Copy each line below that contains "with".

(Figure dataset records)
####

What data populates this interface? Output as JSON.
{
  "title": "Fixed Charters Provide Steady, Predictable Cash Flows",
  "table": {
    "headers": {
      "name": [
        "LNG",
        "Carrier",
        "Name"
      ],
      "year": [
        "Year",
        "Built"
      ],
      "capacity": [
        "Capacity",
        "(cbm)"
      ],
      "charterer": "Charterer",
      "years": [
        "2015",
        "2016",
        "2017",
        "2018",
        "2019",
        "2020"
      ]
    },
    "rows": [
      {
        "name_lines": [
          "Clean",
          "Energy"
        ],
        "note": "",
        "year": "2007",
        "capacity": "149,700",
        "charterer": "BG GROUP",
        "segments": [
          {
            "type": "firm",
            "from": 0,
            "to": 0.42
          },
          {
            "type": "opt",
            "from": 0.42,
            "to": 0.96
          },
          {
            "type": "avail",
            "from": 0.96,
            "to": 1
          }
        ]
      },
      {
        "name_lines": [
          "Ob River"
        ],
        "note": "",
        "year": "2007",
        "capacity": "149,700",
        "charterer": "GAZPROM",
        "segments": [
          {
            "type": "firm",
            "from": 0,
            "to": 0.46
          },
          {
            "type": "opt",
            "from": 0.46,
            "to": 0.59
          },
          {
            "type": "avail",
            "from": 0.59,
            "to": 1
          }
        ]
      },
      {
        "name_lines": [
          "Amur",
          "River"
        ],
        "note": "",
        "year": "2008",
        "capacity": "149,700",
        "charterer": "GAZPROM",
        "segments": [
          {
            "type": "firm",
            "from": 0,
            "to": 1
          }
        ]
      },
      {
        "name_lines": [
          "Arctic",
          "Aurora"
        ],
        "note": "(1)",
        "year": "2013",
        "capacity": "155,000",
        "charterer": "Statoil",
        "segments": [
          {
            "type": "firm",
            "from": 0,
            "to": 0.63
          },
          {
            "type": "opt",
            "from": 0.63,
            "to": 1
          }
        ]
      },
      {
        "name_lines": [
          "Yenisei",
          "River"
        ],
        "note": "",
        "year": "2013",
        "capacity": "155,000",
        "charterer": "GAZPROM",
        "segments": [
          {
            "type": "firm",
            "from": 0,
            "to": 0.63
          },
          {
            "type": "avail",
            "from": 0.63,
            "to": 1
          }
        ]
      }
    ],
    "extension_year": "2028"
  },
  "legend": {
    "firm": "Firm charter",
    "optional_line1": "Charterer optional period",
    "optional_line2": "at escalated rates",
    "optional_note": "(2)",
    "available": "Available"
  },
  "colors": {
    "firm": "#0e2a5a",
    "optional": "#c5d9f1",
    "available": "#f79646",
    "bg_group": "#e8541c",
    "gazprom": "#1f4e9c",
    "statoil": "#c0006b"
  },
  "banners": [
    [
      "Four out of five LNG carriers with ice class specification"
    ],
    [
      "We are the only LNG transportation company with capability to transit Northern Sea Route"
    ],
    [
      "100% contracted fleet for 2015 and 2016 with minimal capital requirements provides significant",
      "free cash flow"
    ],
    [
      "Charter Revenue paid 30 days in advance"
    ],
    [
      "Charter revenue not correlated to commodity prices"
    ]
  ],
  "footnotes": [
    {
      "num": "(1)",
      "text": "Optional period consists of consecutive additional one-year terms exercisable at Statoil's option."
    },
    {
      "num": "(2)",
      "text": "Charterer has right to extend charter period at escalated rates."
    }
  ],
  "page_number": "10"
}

####

* PROBLEM SOLUTION *
      "Four out of five LNG carriers with ice class specification"
      "We are the only LNG transportation company with capability to transit Northern Sea Route"
      "100% contracted fleet for 2015 and 2016 with minimal capital requirements provides significant",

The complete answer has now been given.